**What is expected**
Make an exact copy of the lines below.

**Stored entries**
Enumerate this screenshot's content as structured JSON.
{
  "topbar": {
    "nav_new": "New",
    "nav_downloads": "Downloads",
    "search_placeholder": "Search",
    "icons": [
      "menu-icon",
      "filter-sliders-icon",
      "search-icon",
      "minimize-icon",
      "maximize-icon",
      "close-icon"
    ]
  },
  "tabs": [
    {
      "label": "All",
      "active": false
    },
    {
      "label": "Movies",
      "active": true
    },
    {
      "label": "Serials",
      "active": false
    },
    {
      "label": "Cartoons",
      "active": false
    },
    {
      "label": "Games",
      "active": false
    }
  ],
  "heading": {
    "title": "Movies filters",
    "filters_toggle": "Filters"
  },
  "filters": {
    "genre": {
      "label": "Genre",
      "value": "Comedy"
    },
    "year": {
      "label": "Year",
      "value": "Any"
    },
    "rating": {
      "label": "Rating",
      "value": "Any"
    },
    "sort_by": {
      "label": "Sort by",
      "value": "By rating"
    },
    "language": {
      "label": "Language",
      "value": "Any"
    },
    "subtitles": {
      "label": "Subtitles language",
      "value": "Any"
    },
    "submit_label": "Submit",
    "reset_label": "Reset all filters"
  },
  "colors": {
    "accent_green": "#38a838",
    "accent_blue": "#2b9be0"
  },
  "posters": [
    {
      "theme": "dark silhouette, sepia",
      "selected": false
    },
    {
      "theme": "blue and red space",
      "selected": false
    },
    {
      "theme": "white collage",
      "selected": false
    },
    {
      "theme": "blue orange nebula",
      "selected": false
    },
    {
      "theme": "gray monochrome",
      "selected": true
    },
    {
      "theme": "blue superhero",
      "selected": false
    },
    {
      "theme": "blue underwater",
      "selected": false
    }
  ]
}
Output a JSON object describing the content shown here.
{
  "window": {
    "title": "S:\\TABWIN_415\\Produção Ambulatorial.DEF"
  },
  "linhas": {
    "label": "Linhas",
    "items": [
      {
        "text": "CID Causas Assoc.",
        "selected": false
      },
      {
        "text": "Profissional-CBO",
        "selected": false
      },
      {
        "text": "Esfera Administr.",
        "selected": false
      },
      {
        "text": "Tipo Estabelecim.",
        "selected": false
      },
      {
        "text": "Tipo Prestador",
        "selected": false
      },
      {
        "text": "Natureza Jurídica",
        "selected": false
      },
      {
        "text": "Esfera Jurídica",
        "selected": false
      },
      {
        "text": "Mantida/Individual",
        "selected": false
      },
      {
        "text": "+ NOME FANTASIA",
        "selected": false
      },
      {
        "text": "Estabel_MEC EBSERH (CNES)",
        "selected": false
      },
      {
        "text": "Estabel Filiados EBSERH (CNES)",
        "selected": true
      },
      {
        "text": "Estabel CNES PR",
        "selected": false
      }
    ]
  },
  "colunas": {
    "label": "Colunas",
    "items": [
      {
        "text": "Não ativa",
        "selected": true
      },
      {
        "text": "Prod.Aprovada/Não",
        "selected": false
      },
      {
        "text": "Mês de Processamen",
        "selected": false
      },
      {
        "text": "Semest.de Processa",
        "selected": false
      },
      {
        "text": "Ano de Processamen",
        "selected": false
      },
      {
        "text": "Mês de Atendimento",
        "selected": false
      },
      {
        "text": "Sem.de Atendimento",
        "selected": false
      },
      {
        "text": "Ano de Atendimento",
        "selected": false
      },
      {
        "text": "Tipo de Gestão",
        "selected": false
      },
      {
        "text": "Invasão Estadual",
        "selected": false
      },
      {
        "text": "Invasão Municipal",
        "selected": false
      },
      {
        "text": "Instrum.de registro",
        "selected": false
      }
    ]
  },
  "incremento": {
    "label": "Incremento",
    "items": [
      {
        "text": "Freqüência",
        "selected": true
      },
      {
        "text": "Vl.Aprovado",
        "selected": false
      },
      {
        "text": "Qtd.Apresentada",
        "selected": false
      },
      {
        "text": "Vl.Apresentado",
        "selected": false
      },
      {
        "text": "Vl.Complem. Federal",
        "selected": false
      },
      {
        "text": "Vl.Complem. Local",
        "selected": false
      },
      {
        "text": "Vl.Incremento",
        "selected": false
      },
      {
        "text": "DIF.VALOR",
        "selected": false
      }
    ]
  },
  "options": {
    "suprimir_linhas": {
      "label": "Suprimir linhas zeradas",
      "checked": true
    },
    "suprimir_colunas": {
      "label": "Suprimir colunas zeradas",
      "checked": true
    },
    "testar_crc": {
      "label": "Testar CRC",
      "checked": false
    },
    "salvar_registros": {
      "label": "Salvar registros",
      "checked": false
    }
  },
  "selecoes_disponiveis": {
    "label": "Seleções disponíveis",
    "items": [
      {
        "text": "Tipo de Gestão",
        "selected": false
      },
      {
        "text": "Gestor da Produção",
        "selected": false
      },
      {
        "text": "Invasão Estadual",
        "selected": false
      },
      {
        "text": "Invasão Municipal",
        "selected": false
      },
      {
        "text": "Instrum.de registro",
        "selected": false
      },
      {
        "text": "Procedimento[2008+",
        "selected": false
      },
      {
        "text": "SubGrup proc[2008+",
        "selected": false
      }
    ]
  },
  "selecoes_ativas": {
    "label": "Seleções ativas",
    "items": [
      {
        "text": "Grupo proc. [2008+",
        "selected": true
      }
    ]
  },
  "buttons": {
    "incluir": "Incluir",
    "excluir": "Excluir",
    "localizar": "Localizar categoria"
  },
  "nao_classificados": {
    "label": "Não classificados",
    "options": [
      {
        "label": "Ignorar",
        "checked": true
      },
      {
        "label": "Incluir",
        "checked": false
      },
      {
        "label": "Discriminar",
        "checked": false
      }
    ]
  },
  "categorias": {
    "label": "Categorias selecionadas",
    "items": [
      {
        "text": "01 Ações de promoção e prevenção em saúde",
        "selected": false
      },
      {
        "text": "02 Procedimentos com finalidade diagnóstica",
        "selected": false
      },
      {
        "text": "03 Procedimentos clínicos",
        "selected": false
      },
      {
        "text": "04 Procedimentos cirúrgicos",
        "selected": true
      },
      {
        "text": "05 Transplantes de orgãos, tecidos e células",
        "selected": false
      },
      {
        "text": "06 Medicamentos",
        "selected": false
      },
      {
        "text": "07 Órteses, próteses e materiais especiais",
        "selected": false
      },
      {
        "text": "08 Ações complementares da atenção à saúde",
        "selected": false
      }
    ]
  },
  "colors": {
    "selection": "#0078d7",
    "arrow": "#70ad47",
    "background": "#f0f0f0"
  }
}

**Output below**
Enumerate this screenshot's content as structured JSON.
{
  "topbar": {
    "nav_new": "New",
    "nav_downloads": "Downloads",
    "search_placeholder": "Search",
    "icons": [
      "menu-icon",
      "filter-sliders-icon",
      "search-icon",
      "minimize-icon",
      "maximize-icon",
      "close-icon"
    ]
  },
  "tabs": [
    {
      "label": "All",
      "active": false
    },
    {
      "label": "Movies",
      "active": true
    },
    {
      "label": "Serials",
      "active": false
    },
    {
      "label": "Cartoons",
      "active": false
    },
    {
      "label": "Games",
      "active": false
    }
  ],
  "heading": {
    "title": "Movies filters",
    "filters_toggle": "Filters"
  },
  "filters": {
    "genre": {
      "label": "Genre",
      "value": "Comedy"
    },
    "year": {
      "label": "Year",
      "value": "Any"
    },
    "rating": {
      "label": "Rating",
      "value": "Any"
    },
    "sort_by": {
      "label": "Sort by",
      "value": "By rating"
    },
    "language": {
      "label": "Language",
      "value": "Any"
    },
    "subtitles": {
      "label": "Subtitles language",
      "value": "Any"
    },
    "submit_label": "Submit",
    "reset_label": "Reset all filters"
  },
  "colors": {
    "accent_green": "#38a838",
    "accent_blue": "#2b9be0"
  },
  "posters": [
    {
      "theme": "dark silhouette, sepia",
      "selected": false
    },
    {
      "theme": "blue and red space",
      "selected": false
    },
    {
      "theme": "white collage",
      "selected": false
    },
    {
      "theme": "blue orange nebula",
      "selected": false
    },
    {
      "theme": "gray monochrome",
      "selected": true
    },
    {
      "theme": "blue superhero",
      "selected": false
    },
    {
      "theme": "blue underwater",
      "selected": false
    }
  ]
}
Output a JSON object describing the content shown here.
{
  "window": {
    "title": "S:\\TABWIN_415\\Produção Ambulatorial.DEF"
  },
  "linhas": {
    "label": "Linhas",
    "items": [
      {
        "text": "CID Causas Assoc.",
        "selected": false
      },
      {
        "text": "Profissional-CBO",
        "selected": false
      },
      {
        "text": "Esfera Administr.",
        "selected": false
      },
      {
        "text": "Tipo Estabelecim.",
        "selected": false
      },
      {
        "text": "Tipo Prestador",
        "selected": false
      },
      {
        "text": "Natureza Jurídica",
        "selected": false
      },
      {
        "text": "Esfera Jurídica",
        "selected": false
      },
      {
        "text": "Mantida/Individual",
        "selected": false
      },
      {
        "text": "+ NOME FANTASIA",
        "selected": false
      },
      {
        "text": "Estabel_MEC EBSERH (CNES)",
        "selected": false
      },
      {
        "text": "Estabel Filiados EBSERH (CNES)",
        "selected": true
      },
      {
        "text": "Estabel CNES PR",
        "selected": false
      }
    ]
  },
  "colunas": {
    "label": "Colunas",
    "items": [
      {
        "text": "Não ativa",
        "selected": true
      },
      {
        "text": "Prod.Aprovada/Não",
        "selected": false
      },
      {
        "text": "Mês de Processamen",
        "selected": false
      },
      {
        "text": "Semest.de Processa",
        "selected": false
      },
      {
        "text": "Ano de Processamen",
        "selected": false
      },
      {
        "text": "Mês de Atendimento",
        "selected": false
      },
      {
        "text": "Sem.de Atendimento",
        "selected": false
      },
      {
        "text": "Ano de Atendimento",
        "selected": false
      },
      {
        "text": "Tipo de Gestão",
        "selected": false
      },
      {
        "text": "Invasão Estadual",
        "selected": false
      },
      {
        "text": "Invasão Municipal",
        "selected": false
      },
      {
        "text": "Instrum.de registro",
        "selected": false
      }
    ]
  },
  "incremento": {
    "label": "Incremento",
    "items": [
      {
        "text": "Freqüência",
        "selected": true
      },
      {
        "text": "Vl.Aprovado",
        "selected": false
      },
      {
        "text": "Qtd.Apresentada",
        "selected": false
      },
      {
        "text": "Vl.Apresentado",
        "selected": false
      },
      {
        "text": "Vl.Complem. Federal",
        "selected": false
      },
      {
        "text": "Vl.Complem. Local",
        "selected": false
      },
      {
        "text": "Vl.Incremento",
        "selected": false
      },
      {
        "text": "DIF.VALOR",
        "selected": false
      }
    ]
  },
  "options": {
    "suprimir_linhas": {
      "label": "Suprimir linhas zeradas",
      "checked": true
    },
    "suprimir_colunas": {
      "label": "Suprimir colunas zeradas",
      "checked": true
    },
    "testar_crc": {
      "label": "Testar CRC",
      "checked": false
    },
    "salvar_registros": {
      "label": "Salvar registros",
      "checked": false
    }
  },
  "selecoes_disponiveis": {
    "label": "Seleções disponíveis",
    "items": [
      {
        "text": "Tipo de Gestão",
        "selected": false
      },
      {
        "text": "Gestor da Produção",
        "selected": false
      },
      {
        "text": "Invasão Estadual",
        "selected": false
      },
      {
        "text": "Invasão Municipal",
        "selected": false
      },
      {
        "text": "Instrum.de registro",
        "selected": false
      },
      {
        "text": "Procedimento[2008+",
        "selected": false
      },
      {
        "text": "SubGrup proc[2008+",
        "selected": false
      }
    ]
  },
  "selecoes_ativas": {
    "label": "Seleções ativas",
    "items": [
      {
        "text": "Grupo proc. [2008+",
        "selected": true
      }
    ]
  },
  "buttons": {
    "incluir": "Incluir",
    "excluir": "Excluir",
    "localizar": "Localizar categoria"
  },
  "nao_classificados": {
    "label": "Não classificados",
    "options": [
      {
        "label": "Ignorar",
        "checked": true
      },
      {
        "label": "Incluir",
        "checked": false
      },
      {
        "label": "Discriminar",
        "checked": false
      }
    ]
  },
  "categorias": {
    "label": "Categorias selecionadas",
    "items": [
      {
        "text": "01 Ações de promoção e prevenção em saúde",
        "selected": false
      },
      {
        "text": "02 Procedimentos com finalidade diagnóstica",
        "selected": false
      },
      {
        "text": "03 Procedimentos clínicos",
        "selected": false
      },
      {
        "text": "04 Procedimentos cirúrgicos",
        "selected": true
      },
      {
        "text": "05 Transplantes de orgãos, tecidos e células",
        "selected": false
      },
      {
        "text": "06 Medicamentos",
        "selected": false
      },
      {
        "text": "07 Órteses, próteses e materiais especiais",
        "selected": false
      },
      {
        "text": "08 Ações complementares da atenção à saúde",
        "selected": false
      }
    ]
  },
  "colors": {
    "selection": "#0078d7",
    "arrow": "#70ad47",
    "background": "#f0f0f0"
  }
}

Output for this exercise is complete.